__Record set__.
•••

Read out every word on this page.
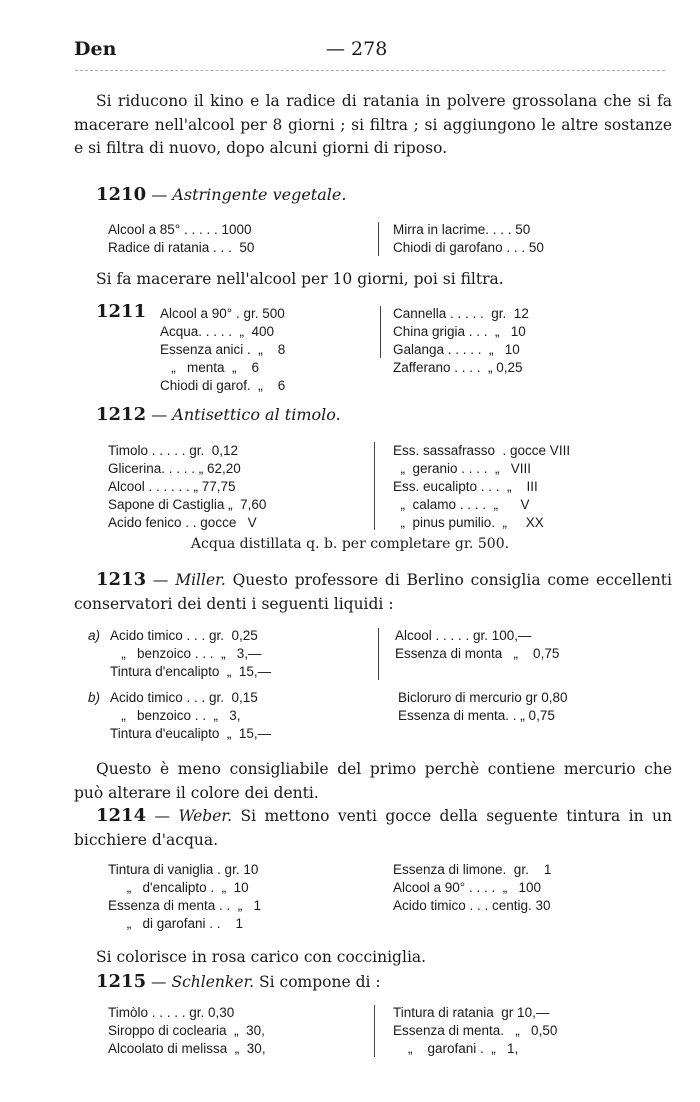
Den	— 278
Si riducono il kino e la radice di ratania in polvere grossolana che si fa macerare nell'alcool per 8 giorni ; si filtra ; si aggiungono le altre sostanze e si filtra di nuovo, dopo alcuni giorni di riposo.
1210 — Astringente vegetale.
Alcool a 85° . . . . . 1000
Radice di ratania . . .  50
Mirra in lacrime. . . . 50
Chiodi di garofano . . . 50
Si fa macerare nell'alcool per 10 giorni, poi si filtra.
1211 Alcool a 90° . gr. 500
Acqua. . . . .  „  400
Essenza anici .  „    8
„   menta  „    6
Chiodi di garof.  „    6
Cannella . . . . .  gr.  12
China grigia . . .  „   10
Galanga . . . . .  „   10
Zafferano . . . .  „ 0,25
1212 — Antisettico al timolo.
Timolo . . . . . gr.  0,12
Glicerina. . . . . „ 62,20
Alcool . . . . . . „ 77,75
Sapone di Castiglia „  7,60
Acido fenico . . gocce   V
Ess. sassafrasso  . gocce VIII
„  geranio . . . .  „   VIII
Ess. eucalipto . . .  „    III
„  calamo . . . .  „      V
„  pinus pumilio.  „     XX
Acqua distillata q. b. per completare gr. 500.
1213 — Miller. Questo professore di Berlino consiglia come eccellenti conservatori dei denti i seguenti liquidi :
a) Acido timico . . . gr.  0,25
„   benzoico . . .  „   3,—
Tintura d'encalipto  „  15,—
Alcool . . . . . gr. 100,—
Essenza di monta   „    0,75
b) Acido timico . . . gr.  0,15
„   benzoico . .  „   3,
Tintura d'eucalipto  „  15,—
Bicloruro di mercurio gr 0,80
Essenza di menta. . „ 0,75
Questo è meno consigliabile del primo perchè contiene mercurio che può alterare il colore dei denti.
1214 — Weber. Si mettono venti gocce della seguente tintura in un bicchiere d'acqua.
Tintura di vaniglia . gr. 10
„   d'encalipto .  „  10
Essenza di menta . .  „   1
„   di garofani . .    1
Essenza di limone.  gr.    1
Alcool a 90° . . . .  „   100
Acido timico . . . centig. 30
Si colorisce in rosa carico con cocciniglia.
1215 — Schlenker. Si compone di :
Timòlo . . . . . gr. 0,30
Siroppo di coclearia  „  30,
Alcoolato di melissa  „  30,
Tintura di ratania  gr 10,—
Essenza di menta.   „   0,50
„    garofani .  „   1,
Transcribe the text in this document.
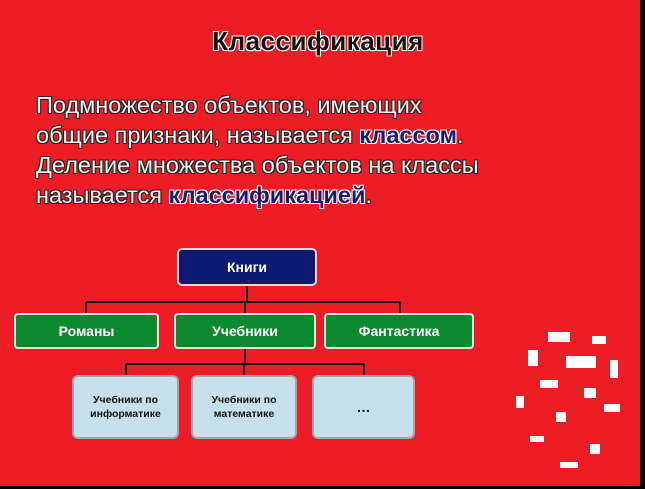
Классификация
Подмножество объектов, имеющих
общие признаки, называется классом.
Деление множества объектов на классы
называется классификацией.
Книги
Романы	Учебники	Фантастика
Учебники по
информатике
Учебники по
математике	…
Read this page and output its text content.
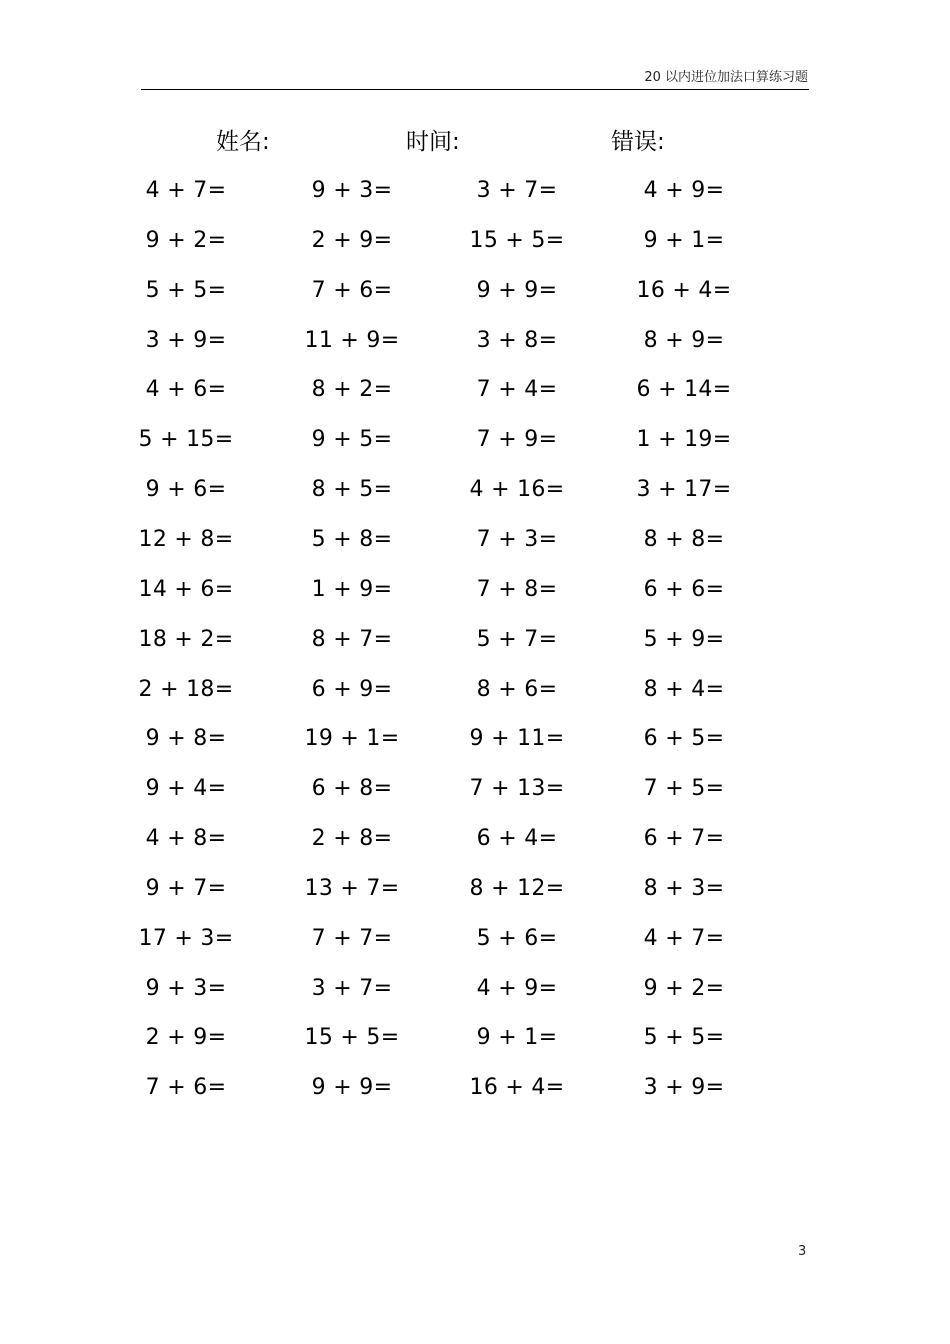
20 以内进位加法口算练习题
姓名:	时间:	错误:
4 + 7=	9 + 3=	3 + 7=	4 + 9=
9 + 2=	2 + 9=	15 + 5=	9 + 1=
5 + 5=	7 + 6=	9 + 9=	16 + 4=
3 + 9=	11 + 9=	3 + 8=	8 + 9=
4 + 6=	8 + 2=	7 + 4=	6 + 14=
5 + 15=	9 + 5=	7 + 9=	1 + 19=
9 + 6=	8 + 5=	4 + 16=	3 + 17=
12 + 8=	5 + 8=	7 + 3=	8 + 8=
14 + 6=	1 + 9=	7 + 8=	6 + 6=
18 + 2=	8 + 7=	5 + 7=	5 + 9=
2 + 18=	6 + 9=	8 + 6=	8 + 4=
9 + 8=	19 + 1=	9 + 11=	6 + 5=
9 + 4=	6 + 8=	7 + 13=	7 + 5=
4 + 8=	2 + 8=	6 + 4=	6 + 7=
9 + 7=	13 + 7=	8 + 12=	8 + 3=
17 + 3=	7 + 7=	5 + 6=	4 + 7=
9 + 3=	3 + 7=	4 + 9=	9 + 2=
2 + 9=	15 + 5=	9 + 1=	5 + 5=
7 + 6=	9 + 9=	16 + 4=	3 + 9=
3
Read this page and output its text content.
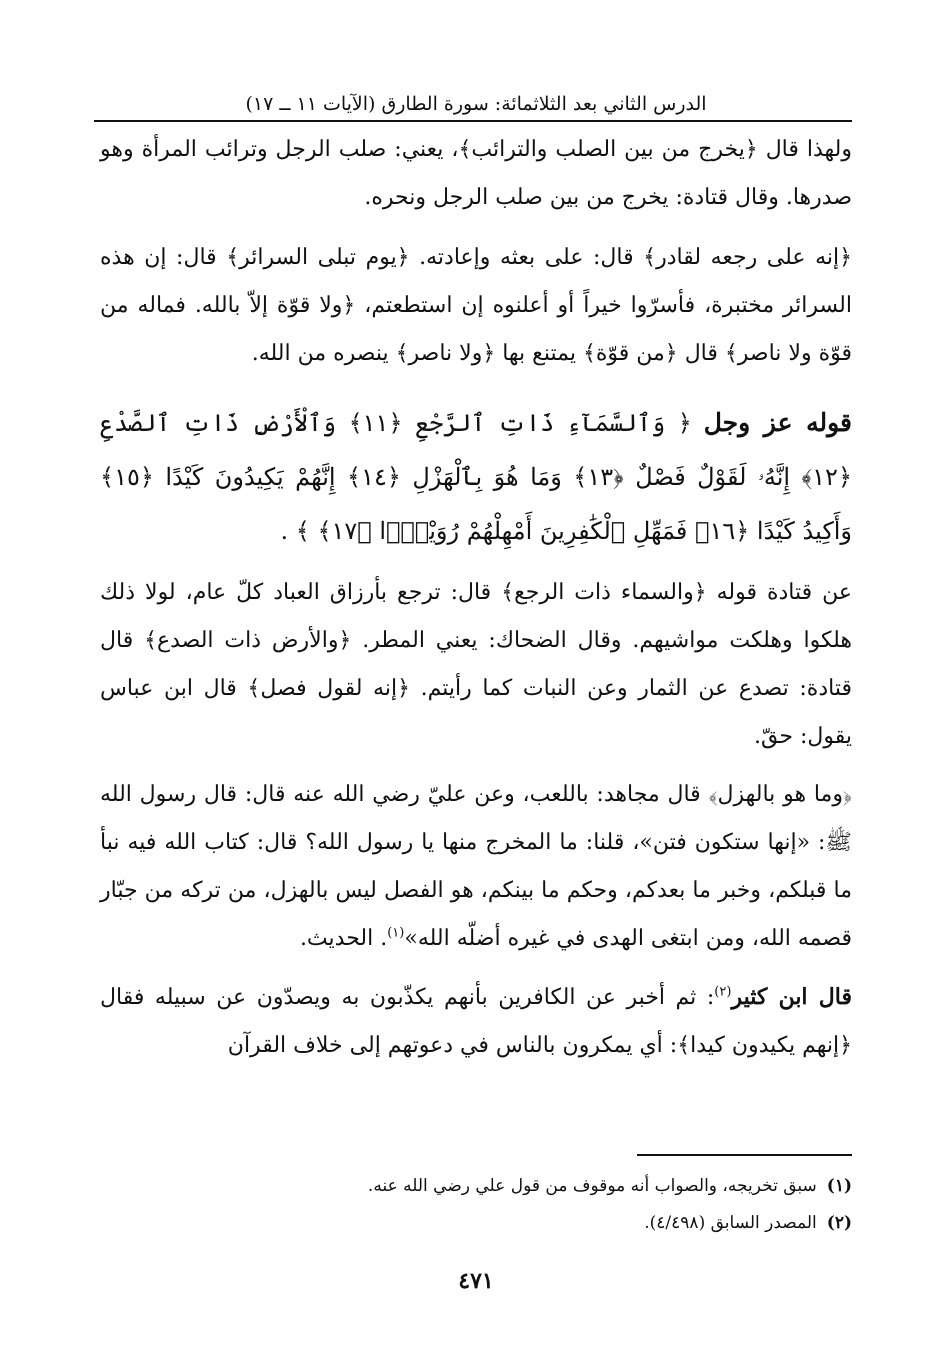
الدرس الثاني بعد الثلاثمائة: سورة الطارق (الآيات ١١ ــ ١٧)

ولهذا قال ﴿يخرج من بين الصلب والترائب﴾، يعني: صلب الرجل وترائب المرأة وهو صدرها. وقال قتادة: يخرج من بين صلب الرجل ونحره.

﴿إنه على رجعه لقادر﴾ قال: على بعثه وإعادته. ﴿يوم تبلى السرائر﴾ قال: إن هذه السرائر مختبرة، فأسرّوا خيراً أو أعلنوه إن استطعتم، ﴿ولا قوّة إلاّ بالله. فماله من قوّة ولا ناصر﴾ قال ﴿من قوّة﴾ يمتنع بها ﴿ولا ناصر﴾ ينصره من الله.

قوله عز وجل ﴿ وَٱلسَّمَآءِ ذَاتِ ٱلرَّجْعِ ﴿١١﴾ وَٱلْأَرْضِ ذَاتِ ٱلصَّدْعِ ﴿١٢﴾ إِنَّهُۥ لَقَوْلٌ فَصْلٌ ﴿١٣﴾ وَمَا هُوَ بِٱلْهَزْلِ ﴿١٤﴾ إِنَّهُمْ يَكِيدُونَ كَيْدًا ﴿١٥﴾ وَأَكِيدُ كَيْدًا ﴿١٦﴾ فَمَهِّلِ ٱلْكَٰفِرِينَ أَمْهِلْهُمْ رُوَيْدًۢا ﴿١٧﴾ ﴾ .

عن قتادة قوله ﴿والسماء ذات الرجع﴾ قال: ترجع بأرزاق العباد كلّ عام، لولا ذلك هلكوا وهلكت مواشيهم. وقال الضحاك: يعني المطر. ﴿والأرض ذات الصدع﴾ قال قتادة: تصدع عن الثمار وعن النبات كما رأيتم. ﴿إنه لقول فصل﴾ قال ابن عباس يقول: حقّ.

﴿وما هو بالهزل﴾ قال مجاهد: باللعب، وعن عليّ رضي الله عنه قال: قال رسول الله ﷺ: «إنها ستكون فتن»، قلنا: ما المخرج منها يا رسول الله؟ قال: كتاب الله فيه نبأ ما قبلكم، وخبر ما بعدكم، وحكم ما بينكم، هو الفصل ليس بالهزل، من تركه من جبّار قصمه الله، ومن ابتغى الهدى في غيره أضلّه الله»$^{(١)}$. الحديث.

قال ابن كثير$^{(٢)}$: ثم أخبر عن الكافرين بأنهم يكذّبون به ويصدّون عن سبيله فقال ﴿إنهم يكيدون كيدا﴾: أي يمكرون بالناس في دعوتهم إلى خلاف القرآن

(١)سبق تخريجه، والصواب أنه موقوف من قول علي رضي الله عنه.
(٢)المصدر السابق (٤/٤٩٨).
٤٧١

•••

__Stated goal__. Leave images out of the retyped records; keep all else exact.

__In response__.
Read out every word on this page.
Den	— 278
Si riducono il kino e la radice di ratania in polvere grossolana che si fa macerare nell'alcool per 8 giorni ; si filtra ; si aggiungono le altre sostanze e si filtra di nuovo, dopo alcuni giorni di riposo.
1210 — Astringente vegetale.
Alcool a 85° . . . . . 1000
Radice di ratania . . .  50
Mirra in lacrime. . . . 50
Chiodi di garofano . . . 50
Si fa macerare nell'alcool per 10 giorni, poi si filtra.
1211 Alcool a 90° . gr. 500
Acqua. . . . .  „  400
Essenza anici .  „    8
„   menta  „    6
Chiodi di garof.  „    6
Cannella . . . . .  gr.  12
China grigia . . .  „   10
Galanga . . . . .  „   10
Zafferano . . . .  „ 0,25
1212 — Antisettico al timolo.
Timolo . . . . . gr.  0,12
Glicerina. . . . . „ 62,20
Alcool . . . . . . „ 77,75
Sapone di Castiglia „  7,60
Acido fenico . . gocce   V
Ess. sassafrasso  . gocce VIII
„  geranio . . . .  „   VIII
Ess. eucalipto . . .  „    III
„  calamo . . . .  „      V
„  pinus pumilio.  „     XX
Acqua distillata q. b. per completare gr. 500.
1213 — Miller. Questo professore di Berlino consiglia come eccellenti conservatori dei denti i seguenti liquidi :
a) Acido timico . . . gr.  0,25
„   benzoico . . .  „   3,—
Tintura d'encalipto  „  15,—
Alcool . . . . . gr. 100,—
Essenza di monta   „    0,75
b) Acido timico . . . gr.  0,15
„   benzoico . .  „   3,
Tintura d'eucalipto  „  15,—
Bicloruro di mercurio gr 0,80
Essenza di menta. . „ 0,75
Questo è meno consigliabile del primo perchè contiene mercurio che può alterare il colore dei denti.
1214 — Weber. Si mettono venti gocce della seguente tintura in un bicchiere d'acqua.
Tintura di vaniglia . gr. 10
„   d'encalipto .  „  10
Essenza di menta . .  „   1
„   di garofani . .    1
Essenza di limone.  gr.    1
Alcool a 90° . . . .  „   100
Acido timico . . . centig. 30
Si colorisce in rosa carico con cocciniglia.
1215 — Schlenker. Si compone di :
Timòlo . . . . . gr. 0,30
Siroppo di coclearia  „  30,
Alcoolato di melissa  „  30,
Tintura di ratania  gr 10,—
Essenza di menta.   „   0,50
„    garofani .  „   1,
Transcribe the text in this document.
Классификация
Подмножество объектов, имеющих
общие признаки, называется классом.
Деление множества объектов на классы
называется классификацией.
Книги
Романы	Учебники	Фантастика
Учебники по
информатике
Учебники по
математике	…
Read this page and output its text content.
20 以内进位加法口算练习题
姓名:	时间:	错误:
4 + 7=	9 + 3=	3 + 7=	4 + 9=
9 + 2=	2 + 9=	15 + 5=	9 + 1=
5 + 5=	7 + 6=	9 + 9=	16 + 4=
3 + 9=	11 + 9=	3 + 8=	8 + 9=
4 + 6=	8 + 2=	7 + 4=	6 + 14=
5 + 15=	9 + 5=	7 + 9=	1 + 19=
9 + 6=	8 + 5=	4 + 16=	3 + 17=
12 + 8=	5 + 8=	7 + 3=	8 + 8=
14 + 6=	1 + 9=	7 + 8=	6 + 6=
18 + 2=	8 + 7=	5 + 7=	5 + 9=
2 + 18=	6 + 9=	8 + 6=	8 + 4=
9 + 8=	19 + 1=	9 + 11=	6 + 5=
9 + 4=	6 + 8=	7 + 13=	7 + 5=
4 + 8=	2 + 8=	6 + 4=	6 + 7=
9 + 7=	13 + 7=	8 + 12=	8 + 3=
17 + 3=	7 + 7=	5 + 6=	4 + 7=
9 + 3=	3 + 7=	4 + 9=	9 + 2=
2 + 9=	15 + 5=	9 + 1=	5 + 5=
7 + 6=	9 + 9=	16 + 4=	3 + 9=
3
Read this page and output its text content.
الدرس الثاني بعد الثلاثمائة: سورة الطارق (الآيات ١١ ــ ١٧)

ولهذا قال ﴿يخرج من بين الصلب والترائب﴾، يعني: صلب الرجل وترائب المرأة وهو صدرها. وقال قتادة: يخرج من بين صلب الرجل ونحره.

﴿إنه على رجعه لقادر﴾ قال: على بعثه وإعادته. ﴿يوم تبلى السرائر﴾ قال: إن هذه السرائر مختبرة، فأسرّوا خيراً أو أعلنوه إن استطعتم، ﴿ولا قوّة إلاّ بالله. فماله من قوّة ولا ناصر﴾ قال ﴿من قوّة﴾ يمتنع بها ﴿ولا ناصر﴾ ينصره من الله.

قوله عز وجل ﴿ وَٱلسَّمَآءِ ذَاتِ ٱلرَّجْعِ ﴿١١﴾ وَٱلْأَرْضِ ذَاتِ ٱلصَّدْعِ ﴿١٢﴾ إِنَّهُۥ لَقَوْلٌ فَصْلٌ ﴿١٣﴾ وَمَا هُوَ بِٱلْهَزْلِ ﴿١٤﴾ إِنَّهُمْ يَكِيدُونَ كَيْدًا ﴿١٥﴾ وَأَكِيدُ كَيْدًا ﴿١٦﴾ فَمَهِّلِ ٱلْكَٰفِرِينَ أَمْهِلْهُمْ رُوَيْدًۢا ﴿١٧﴾ ﴾ .

عن قتادة قوله ﴿والسماء ذات الرجع﴾ قال: ترجع بأرزاق العباد كلّ عام، لولا ذلك هلكوا وهلكت مواشيهم. وقال الضحاك: يعني المطر. ﴿والأرض ذات الصدع﴾ قال قتادة: تصدع عن الثمار وعن النبات كما رأيتم. ﴿إنه لقول فصل﴾ قال ابن عباس يقول: حقّ.

﴿وما هو بالهزل﴾ قال مجاهد: باللعب، وعن عليّ رضي الله عنه قال: قال رسول الله ﷺ: «إنها ستكون فتن»، قلنا: ما المخرج منها يا رسول الله؟ قال: كتاب الله فيه نبأ ما قبلكم، وخبر ما بعدكم، وحكم ما بينكم، هو الفصل ليس بالهزل، من تركه من جبّار قصمه الله، ومن ابتغى الهدى في غيره أضلّه الله»$^{(١)}$. الحديث.

قال ابن كثير$^{(٢)}$: ثم أخبر عن الكافرين بأنهم يكذّبون به ويصدّون عن سبيله فقال ﴿إنهم يكيدون كيدا﴾: أي يمكرون بالناس في دعوتهم إلى خلاف القرآن

(١)سبق تخريجه، والصواب أنه موقوف من قول علي رضي الله عنه.
(٢)المصدر السابق (٤/٤٩٨).
٤٧١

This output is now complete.